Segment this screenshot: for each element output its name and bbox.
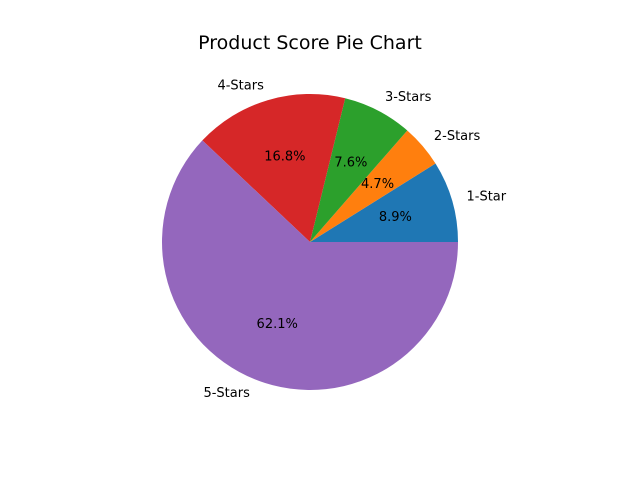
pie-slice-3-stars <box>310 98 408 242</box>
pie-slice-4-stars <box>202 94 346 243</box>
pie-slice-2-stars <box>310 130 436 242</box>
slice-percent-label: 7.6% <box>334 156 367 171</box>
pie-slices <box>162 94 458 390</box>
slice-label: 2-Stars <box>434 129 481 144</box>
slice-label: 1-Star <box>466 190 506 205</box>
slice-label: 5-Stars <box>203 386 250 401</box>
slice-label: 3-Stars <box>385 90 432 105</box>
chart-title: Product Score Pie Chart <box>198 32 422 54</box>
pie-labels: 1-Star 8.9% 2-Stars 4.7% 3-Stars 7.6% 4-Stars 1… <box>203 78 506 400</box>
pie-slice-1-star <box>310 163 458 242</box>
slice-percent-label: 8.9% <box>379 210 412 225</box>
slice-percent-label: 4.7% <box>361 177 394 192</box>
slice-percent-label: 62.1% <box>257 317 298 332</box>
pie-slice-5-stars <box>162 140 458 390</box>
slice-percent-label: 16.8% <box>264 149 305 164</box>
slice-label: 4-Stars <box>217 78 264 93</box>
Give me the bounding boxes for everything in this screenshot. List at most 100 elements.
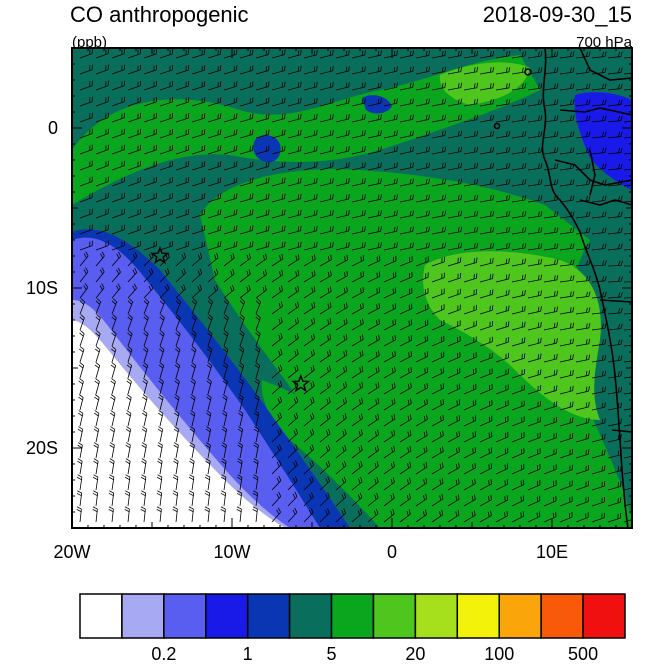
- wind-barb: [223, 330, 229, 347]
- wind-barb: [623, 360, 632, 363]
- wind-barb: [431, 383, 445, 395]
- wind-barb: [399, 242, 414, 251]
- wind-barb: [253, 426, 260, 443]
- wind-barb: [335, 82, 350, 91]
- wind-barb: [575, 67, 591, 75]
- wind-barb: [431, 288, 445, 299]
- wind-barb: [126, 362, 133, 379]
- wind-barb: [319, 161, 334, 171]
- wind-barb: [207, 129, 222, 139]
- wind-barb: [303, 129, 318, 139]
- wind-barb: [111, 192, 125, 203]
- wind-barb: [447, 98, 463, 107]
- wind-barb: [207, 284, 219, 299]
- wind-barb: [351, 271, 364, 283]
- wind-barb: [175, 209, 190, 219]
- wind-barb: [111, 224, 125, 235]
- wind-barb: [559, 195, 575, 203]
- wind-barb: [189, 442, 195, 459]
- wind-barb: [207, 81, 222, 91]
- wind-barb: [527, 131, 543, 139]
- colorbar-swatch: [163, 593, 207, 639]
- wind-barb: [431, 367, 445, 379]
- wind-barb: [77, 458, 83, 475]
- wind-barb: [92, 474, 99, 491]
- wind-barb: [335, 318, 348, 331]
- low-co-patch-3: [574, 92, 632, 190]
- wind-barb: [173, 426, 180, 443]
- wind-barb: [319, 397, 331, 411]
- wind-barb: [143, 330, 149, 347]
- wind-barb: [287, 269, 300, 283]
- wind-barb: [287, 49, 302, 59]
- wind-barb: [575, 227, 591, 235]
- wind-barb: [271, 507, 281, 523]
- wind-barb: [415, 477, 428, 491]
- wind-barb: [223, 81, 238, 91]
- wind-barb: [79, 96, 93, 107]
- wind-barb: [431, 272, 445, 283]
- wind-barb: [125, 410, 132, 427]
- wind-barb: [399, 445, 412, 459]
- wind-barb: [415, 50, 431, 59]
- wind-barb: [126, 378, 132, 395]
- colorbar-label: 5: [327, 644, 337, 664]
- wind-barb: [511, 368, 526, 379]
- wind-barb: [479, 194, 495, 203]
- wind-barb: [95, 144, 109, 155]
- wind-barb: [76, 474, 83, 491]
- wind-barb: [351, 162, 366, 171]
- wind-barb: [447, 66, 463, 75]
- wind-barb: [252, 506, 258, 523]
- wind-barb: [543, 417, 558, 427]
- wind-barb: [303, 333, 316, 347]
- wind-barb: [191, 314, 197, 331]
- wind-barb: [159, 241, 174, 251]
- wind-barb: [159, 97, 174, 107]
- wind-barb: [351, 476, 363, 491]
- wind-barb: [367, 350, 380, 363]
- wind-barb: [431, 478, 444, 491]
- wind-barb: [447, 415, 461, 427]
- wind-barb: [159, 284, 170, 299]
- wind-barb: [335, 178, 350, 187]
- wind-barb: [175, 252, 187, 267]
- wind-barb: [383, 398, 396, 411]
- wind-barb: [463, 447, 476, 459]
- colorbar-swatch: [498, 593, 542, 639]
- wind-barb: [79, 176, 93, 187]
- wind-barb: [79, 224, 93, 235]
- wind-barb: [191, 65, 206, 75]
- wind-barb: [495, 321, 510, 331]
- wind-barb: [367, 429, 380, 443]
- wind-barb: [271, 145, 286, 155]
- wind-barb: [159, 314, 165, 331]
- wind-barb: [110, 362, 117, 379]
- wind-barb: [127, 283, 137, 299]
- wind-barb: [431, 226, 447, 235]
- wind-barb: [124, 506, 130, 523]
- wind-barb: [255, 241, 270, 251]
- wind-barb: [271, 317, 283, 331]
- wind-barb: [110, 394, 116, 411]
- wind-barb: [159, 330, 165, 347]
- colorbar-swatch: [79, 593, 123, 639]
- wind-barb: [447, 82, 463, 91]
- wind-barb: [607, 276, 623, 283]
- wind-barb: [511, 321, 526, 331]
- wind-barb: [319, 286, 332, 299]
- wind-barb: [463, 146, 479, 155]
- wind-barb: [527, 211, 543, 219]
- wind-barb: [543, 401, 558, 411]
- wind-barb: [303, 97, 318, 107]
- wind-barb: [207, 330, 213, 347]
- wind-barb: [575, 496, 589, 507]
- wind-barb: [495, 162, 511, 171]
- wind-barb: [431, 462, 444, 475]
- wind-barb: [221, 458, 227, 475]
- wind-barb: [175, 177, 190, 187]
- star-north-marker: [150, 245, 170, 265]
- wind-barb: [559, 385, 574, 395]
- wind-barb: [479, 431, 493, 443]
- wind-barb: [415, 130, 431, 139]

- Exercise goal
Reproduce all the records above, swapping every "wind-barb" for "wind-arrow" and changing nothing else. Omit the pictures from your answer.

- Answer to the exercise
Segment this screenshot: for each element output its name and bbox.
pie-slice-3-stars <box>310 98 408 242</box>
pie-slice-4-stars <box>202 94 346 243</box>
pie-slice-2-stars <box>310 130 436 242</box>
slice-percent-label: 7.6% <box>334 156 367 171</box>
pie-slices <box>162 94 458 390</box>
slice-label: 2-Stars <box>434 129 481 144</box>
slice-label: 1-Star <box>466 190 506 205</box>
slice-label: 5-Stars <box>203 386 250 401</box>
slice-label: 3-Stars <box>385 90 432 105</box>
chart-title: Product Score Pie Chart <box>198 32 422 54</box>
pie-labels: 1-Star 8.9% 2-Stars 4.7% 3-Stars 7.6% 4-Stars 1… <box>203 78 506 400</box>
pie-slice-1-star <box>310 163 458 242</box>
slice-percent-label: 8.9% <box>379 210 412 225</box>
slice-percent-label: 4.7% <box>361 177 394 192</box>
slice-percent-label: 62.1% <box>257 317 298 332</box>
pie-slice-5-stars <box>162 140 458 390</box>
slice-percent-label: 16.8% <box>264 149 305 164</box>
slice-label: 4-Stars <box>217 78 264 93</box>
Give me the bounding boxes for everything in this screenshot. List at most 100 elements.
- wind-arrow: [223, 330, 229, 347]
- wind-arrow: [623, 360, 632, 363]
- wind-arrow: [431, 383, 445, 395]
- wind-arrow: [399, 242, 414, 251]
- wind-arrow: [253, 426, 260, 443]
- wind-arrow: [335, 82, 350, 91]
- wind-arrow: [575, 67, 591, 75]
- wind-arrow: [431, 288, 445, 299]
- wind-arrow: [126, 362, 133, 379]
- wind-arrow: [319, 161, 334, 171]
- wind-arrow: [207, 129, 222, 139]
- wind-arrow: [303, 129, 318, 139]
- wind-arrow: [111, 192, 125, 203]
- wind-arrow: [447, 98, 463, 107]
- wind-arrow: [207, 284, 219, 299]
- wind-arrow: [351, 271, 364, 283]
- wind-arrow: [175, 209, 190, 219]
- wind-arrow: [111, 224, 125, 235]
- wind-arrow: [559, 195, 575, 203]
- wind-arrow: [189, 442, 195, 459]
- wind-arrow: [207, 81, 222, 91]
- wind-arrow: [527, 131, 543, 139]
- colorbar-swatch: [163, 593, 207, 639]
- wind-arrow: [431, 367, 445, 379]
- wind-arrow: [77, 458, 83, 475]
- wind-arrow: [92, 474, 99, 491]
- wind-arrow: [335, 318, 348, 331]
- low-co-patch-3: [574, 92, 632, 190]
- wind-arrow: [173, 426, 180, 443]
- wind-arrow: [319, 397, 331, 411]
- wind-arrow: [143, 330, 149, 347]
- wind-arrow: [287, 269, 300, 283]
- wind-arrow: [287, 49, 302, 59]
- wind-arrow: [575, 227, 591, 235]
- wind-arrow: [271, 507, 281, 523]
- wind-arrow: [415, 477, 428, 491]
- wind-arrow: [223, 81, 238, 91]
- wind-arrow: [79, 96, 93, 107]
- wind-arrow: [431, 272, 445, 283]
- wind-arrow: [125, 410, 132, 427]
- wind-arrow: [399, 445, 412, 459]
- wind-arrow: [415, 50, 431, 59]
- wind-arrow: [126, 378, 132, 395]
- colorbar-label: 5: [327, 644, 337, 664]
- wind-arrow: [511, 368, 526, 379]
- wind-arrow: [479, 194, 495, 203]
- wind-arrow: [95, 144, 109, 155]
- wind-arrow: [76, 474, 83, 491]
- wind-arrow: [351, 162, 366, 171]
- wind-arrow: [447, 66, 463, 75]
- wind-arrow: [252, 506, 258, 523]
- wind-arrow: [543, 417, 558, 427]
- wind-arrow: [303, 333, 316, 347]
- wind-arrow: [191, 314, 197, 331]
- wind-arrow: [159, 241, 174, 251]
- wind-arrow: [159, 97, 174, 107]
- wind-arrow: [351, 476, 363, 491]
- wind-arrow: [367, 350, 380, 363]
- wind-arrow: [431, 478, 444, 491]
- wind-arrow: [447, 415, 461, 427]
- wind-arrow: [159, 284, 170, 299]
- wind-arrow: [335, 178, 350, 187]
- wind-arrow: [175, 252, 187, 267]
- wind-arrow: [383, 398, 396, 411]
- wind-arrow: [463, 447, 476, 459]
- colorbar-swatch: [498, 593, 542, 639]
- wind-arrow: [79, 176, 93, 187]
- wind-arrow: [79, 224, 93, 235]
- wind-arrow: [191, 65, 206, 75]
- wind-arrow: [495, 321, 510, 331]
- wind-arrow: [367, 429, 380, 443]
- wind-arrow: [271, 145, 286, 155]
- wind-arrow: [159, 314, 165, 331]
- wind-arrow: [110, 362, 117, 379]
- wind-arrow: [127, 283, 137, 299]
- wind-arrow: [431, 226, 447, 235]
- wind-arrow: [124, 506, 130, 523]
- wind-arrow: [255, 241, 270, 251]
- wind-arrow: [271, 317, 283, 331]
- wind-arrow: [110, 394, 116, 411]
- wind-arrow: [159, 330, 165, 347]
- colorbar-swatch: [79, 593, 123, 639]
- wind-arrow: [447, 82, 463, 91]
- wind-arrow: [607, 276, 623, 283]
- wind-arrow: [511, 321, 526, 331]
- wind-arrow: [319, 286, 332, 299]
- wind-arrow: [463, 146, 479, 155]
- wind-arrow: [527, 211, 543, 219]
- wind-arrow: [543, 401, 558, 411]
- wind-arrow: [303, 97, 318, 107]
- wind-arrow: [207, 330, 213, 347]
- wind-arrow: [575, 496, 589, 507]
- wind-arrow: [495, 162, 511, 171]
- wind-arrow: [431, 462, 444, 475]
- wind-arrow: [221, 458, 227, 475]
- wind-arrow: [175, 177, 190, 187]
- star-north-marker: [150, 245, 170, 265]
- wind-arrow: [559, 385, 574, 395]
- wind-arrow: [479, 431, 493, 443]
- wind-arrow: [415, 130, 431, 139]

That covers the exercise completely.